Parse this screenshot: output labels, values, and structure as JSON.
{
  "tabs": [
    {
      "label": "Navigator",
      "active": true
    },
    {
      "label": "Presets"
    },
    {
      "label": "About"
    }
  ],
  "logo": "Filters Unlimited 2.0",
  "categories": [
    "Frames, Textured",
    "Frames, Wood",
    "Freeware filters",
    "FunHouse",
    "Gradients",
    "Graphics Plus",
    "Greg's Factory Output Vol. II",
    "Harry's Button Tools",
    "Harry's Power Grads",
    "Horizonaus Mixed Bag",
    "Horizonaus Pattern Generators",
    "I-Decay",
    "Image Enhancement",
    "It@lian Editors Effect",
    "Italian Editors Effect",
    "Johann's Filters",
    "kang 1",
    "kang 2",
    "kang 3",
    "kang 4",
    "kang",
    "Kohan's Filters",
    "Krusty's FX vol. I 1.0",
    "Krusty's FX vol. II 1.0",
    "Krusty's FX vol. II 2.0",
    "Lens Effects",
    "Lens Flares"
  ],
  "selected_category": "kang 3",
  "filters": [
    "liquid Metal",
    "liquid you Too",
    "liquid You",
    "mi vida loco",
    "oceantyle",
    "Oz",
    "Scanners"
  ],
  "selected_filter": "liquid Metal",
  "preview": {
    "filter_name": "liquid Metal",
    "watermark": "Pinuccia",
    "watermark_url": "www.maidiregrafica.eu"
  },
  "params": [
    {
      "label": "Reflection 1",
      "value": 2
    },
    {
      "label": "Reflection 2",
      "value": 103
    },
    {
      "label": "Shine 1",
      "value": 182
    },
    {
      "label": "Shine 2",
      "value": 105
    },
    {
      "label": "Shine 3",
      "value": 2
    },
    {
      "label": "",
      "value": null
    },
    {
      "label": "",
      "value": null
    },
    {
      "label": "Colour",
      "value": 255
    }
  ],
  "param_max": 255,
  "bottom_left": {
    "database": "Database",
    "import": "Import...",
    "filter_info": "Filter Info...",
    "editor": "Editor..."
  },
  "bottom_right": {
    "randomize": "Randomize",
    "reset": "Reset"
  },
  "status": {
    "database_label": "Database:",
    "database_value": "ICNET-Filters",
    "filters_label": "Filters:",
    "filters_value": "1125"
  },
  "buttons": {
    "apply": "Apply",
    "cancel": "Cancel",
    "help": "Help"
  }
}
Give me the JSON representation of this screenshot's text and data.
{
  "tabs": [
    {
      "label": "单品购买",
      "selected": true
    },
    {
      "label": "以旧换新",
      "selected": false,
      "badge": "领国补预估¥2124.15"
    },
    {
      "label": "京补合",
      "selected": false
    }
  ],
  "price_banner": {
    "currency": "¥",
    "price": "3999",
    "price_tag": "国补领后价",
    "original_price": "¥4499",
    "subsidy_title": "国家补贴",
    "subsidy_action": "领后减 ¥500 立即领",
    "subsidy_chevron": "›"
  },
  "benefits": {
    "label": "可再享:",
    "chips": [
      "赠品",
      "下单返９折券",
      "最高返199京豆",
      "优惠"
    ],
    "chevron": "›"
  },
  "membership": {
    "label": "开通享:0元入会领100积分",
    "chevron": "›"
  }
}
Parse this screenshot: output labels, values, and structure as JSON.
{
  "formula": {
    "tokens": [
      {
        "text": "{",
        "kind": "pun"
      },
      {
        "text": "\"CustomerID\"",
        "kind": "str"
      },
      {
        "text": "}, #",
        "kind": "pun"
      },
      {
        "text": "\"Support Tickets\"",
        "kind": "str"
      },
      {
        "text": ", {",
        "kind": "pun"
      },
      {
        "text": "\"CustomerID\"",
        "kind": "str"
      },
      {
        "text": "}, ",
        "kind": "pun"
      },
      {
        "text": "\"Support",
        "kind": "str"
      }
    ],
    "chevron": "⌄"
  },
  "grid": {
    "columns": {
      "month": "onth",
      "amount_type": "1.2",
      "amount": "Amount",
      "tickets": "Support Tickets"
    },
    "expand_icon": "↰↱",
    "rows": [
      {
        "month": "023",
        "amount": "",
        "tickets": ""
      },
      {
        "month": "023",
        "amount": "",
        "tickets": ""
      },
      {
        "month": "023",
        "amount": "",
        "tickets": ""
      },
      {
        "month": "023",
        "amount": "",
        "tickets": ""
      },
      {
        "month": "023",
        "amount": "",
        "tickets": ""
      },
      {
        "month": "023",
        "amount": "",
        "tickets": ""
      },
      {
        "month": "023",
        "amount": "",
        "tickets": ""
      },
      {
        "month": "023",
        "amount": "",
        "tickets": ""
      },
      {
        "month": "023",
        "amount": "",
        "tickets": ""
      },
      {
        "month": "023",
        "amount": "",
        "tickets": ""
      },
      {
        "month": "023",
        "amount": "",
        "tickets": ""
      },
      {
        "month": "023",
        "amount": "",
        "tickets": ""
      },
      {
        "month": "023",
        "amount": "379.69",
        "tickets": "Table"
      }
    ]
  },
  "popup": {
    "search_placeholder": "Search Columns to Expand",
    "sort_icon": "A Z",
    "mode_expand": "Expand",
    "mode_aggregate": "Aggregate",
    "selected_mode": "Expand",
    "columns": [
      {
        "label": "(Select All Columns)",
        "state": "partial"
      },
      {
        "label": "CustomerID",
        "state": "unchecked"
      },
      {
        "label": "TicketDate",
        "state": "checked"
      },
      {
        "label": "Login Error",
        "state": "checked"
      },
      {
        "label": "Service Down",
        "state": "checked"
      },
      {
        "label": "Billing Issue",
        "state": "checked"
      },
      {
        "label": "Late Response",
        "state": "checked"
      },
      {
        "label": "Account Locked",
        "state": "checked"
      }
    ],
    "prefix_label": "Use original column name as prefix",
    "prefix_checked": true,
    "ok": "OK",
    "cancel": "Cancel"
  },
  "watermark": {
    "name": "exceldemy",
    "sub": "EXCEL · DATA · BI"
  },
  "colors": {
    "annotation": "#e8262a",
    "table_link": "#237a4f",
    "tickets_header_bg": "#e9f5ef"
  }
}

# [Exercise description]
Output all of the data above without any alteration.

# [Task response]
Parse this screenshot: output labels, values, and structure as JSON.
{
  "tabs": [
    {
      "label": "Navigator",
      "active": true
    },
    {
      "label": "Presets"
    },
    {
      "label": "About"
    }
  ],
  "logo": "Filters Unlimited 2.0",
  "categories": [
    "Frames, Textured",
    "Frames, Wood",
    "Freeware filters",
    "FunHouse",
    "Gradients",
    "Graphics Plus",
    "Greg's Factory Output Vol. II",
    "Harry's Button Tools",
    "Harry's Power Grads",
    "Horizonaus Mixed Bag",
    "Horizonaus Pattern Generators",
    "I-Decay",
    "Image Enhancement",
    "It@lian Editors Effect",
    "Italian Editors Effect",
    "Johann's Filters",
    "kang 1",
    "kang 2",
    "kang 3",
    "kang 4",
    "kang",
    "Kohan's Filters",
    "Krusty's FX vol. I 1.0",
    "Krusty's FX vol. II 1.0",
    "Krusty's FX vol. II 2.0",
    "Lens Effects",
    "Lens Flares"
  ],
  "selected_category": "kang 3",
  "filters": [
    "liquid Metal",
    "liquid you Too",
    "liquid You",
    "mi vida loco",
    "oceantyle",
    "Oz",
    "Scanners"
  ],
  "selected_filter": "liquid Metal",
  "preview": {
    "filter_name": "liquid Metal",
    "watermark": "Pinuccia",
    "watermark_url": "www.maidiregrafica.eu"
  },
  "params": [
    {
      "label": "Reflection 1",
      "value": 2
    },
    {
      "label": "Reflection 2",
      "value": 103
    },
    {
      "label": "Shine 1",
      "value": 182
    },
    {
      "label": "Shine 2",
      "value": 105
    },
    {
      "label": "Shine 3",
      "value": 2
    },
    {
      "label": "",
      "value": null
    },
    {
      "label": "",
      "value": null
    },
    {
      "label": "Colour",
      "value": 255
    }
  ],
  "param_max": 255,
  "bottom_left": {
    "database": "Database",
    "import": "Import...",
    "filter_info": "Filter Info...",
    "editor": "Editor..."
  },
  "bottom_right": {
    "randomize": "Randomize",
    "reset": "Reset"
  },
  "status": {
    "database_label": "Database:",
    "database_value": "ICNET-Filters",
    "filters_label": "Filters:",
    "filters_value": "1125"
  },
  "buttons": {
    "apply": "Apply",
    "cancel": "Cancel",
    "help": "Help"
  }
}
Give me the JSON representation of this screenshot's text and data.
{
  "tabs": [
    {
      "label": "单品购买",
      "selected": true
    },
    {
      "label": "以旧换新",
      "selected": false,
      "badge": "领国补预估¥2124.15"
    },
    {
      "label": "京补合",
      "selected": false
    }
  ],
  "price_banner": {
    "currency": "¥",
    "price": "3999",
    "price_tag": "国补领后价",
    "original_price": "¥4499",
    "subsidy_title": "国家补贴",
    "subsidy_action": "领后减 ¥500 立即领",
    "subsidy_chevron": "›"
  },
  "benefits": {
    "label": "可再享:",
    "chips": [
      "赠品",
      "下单返９折券",
      "最高返199京豆",
      "优惠"
    ],
    "chevron": "›"
  },
  "membership": {
    "label": "开通享:0元入会领100积分",
    "chevron": "›"
  }
}
Parse this screenshot: output labels, values, and structure as JSON.
{
  "formula": {
    "tokens": [
      {
        "text": "{",
        "kind": "pun"
      },
      {
        "text": "\"CustomerID\"",
        "kind": "str"
      },
      {
        "text": "}, #",
        "kind": "pun"
      },
      {
        "text": "\"Support Tickets\"",
        "kind": "str"
      },
      {
        "text": ", {",
        "kind": "pun"
      },
      {
        "text": "\"CustomerID\"",
        "kind": "str"
      },
      {
        "text": "}, ",
        "kind": "pun"
      },
      {
        "text": "\"Support",
        "kind": "str"
      }
    ],
    "chevron": "⌄"
  },
  "grid": {
    "columns": {
      "month": "onth",
      "amount_type": "1.2",
      "amount": "Amount",
      "tickets": "Support Tickets"
    },
    "expand_icon": "↰↱",
    "rows": [
      {
        "month": "023",
        "amount": "",
        "tickets": ""
      },
      {
        "month": "023",
        "amount": "",
        "tickets": ""
      },
      {
        "month": "023",
        "amount": "",
        "tickets": ""
      },
      {
        "month": "023",
        "amount": "",
        "tickets": ""
      },
      {
        "month": "023",
        "amount": "",
        "tickets": ""
      },
      {
        "month": "023",
        "amount": "",
        "tickets": ""
      },
      {
        "month": "023",
        "amount": "",
        "tickets": ""
      },
      {
        "month": "023",
        "amount": "",
        "tickets": ""
      },
      {
        "month": "023",
        "amount": "",
        "tickets": ""
      },
      {
        "month": "023",
        "amount": "",
        "tickets": ""
      },
      {
        "month": "023",
        "amount": "",
        "tickets": ""
      },
      {
        "month": "023",
        "amount": "",
        "tickets": ""
      },
      {
        "month": "023",
        "amount": "379.69",
        "tickets": "Table"
      }
    ]
  },
  "popup": {
    "search_placeholder": "Search Columns to Expand",
    "sort_icon": "A Z",
    "mode_expand": "Expand",
    "mode_aggregate": "Aggregate",
    "selected_mode": "Expand",
    "columns": [
      {
        "label": "(Select All Columns)",
        "state": "partial"
      },
      {
        "label": "CustomerID",
        "state": "unchecked"
      },
      {
        "label": "TicketDate",
        "state": "checked"
      },
      {
        "label": "Login Error",
        "state": "checked"
      },
      {
        "label": "Service Down",
        "state": "checked"
      },
      {
        "label": "Billing Issue",
        "state": "checked"
      },
      {
        "label": "Late Response",
        "state": "checked"
      },
      {
        "label": "Account Locked",
        "state": "checked"
      }
    ],
    "prefix_label": "Use original column name as prefix",
    "prefix_checked": true,
    "ok": "OK",
    "cancel": "Cancel"
  },
  "watermark": {
    "name": "exceldemy",
    "sub": "EXCEL · DATA · BI"
  },
  "colors": {
    "annotation": "#e8262a",
    "table_link": "#237a4f",
    "tickets_header_bg": "#e9f5ef"
  }
}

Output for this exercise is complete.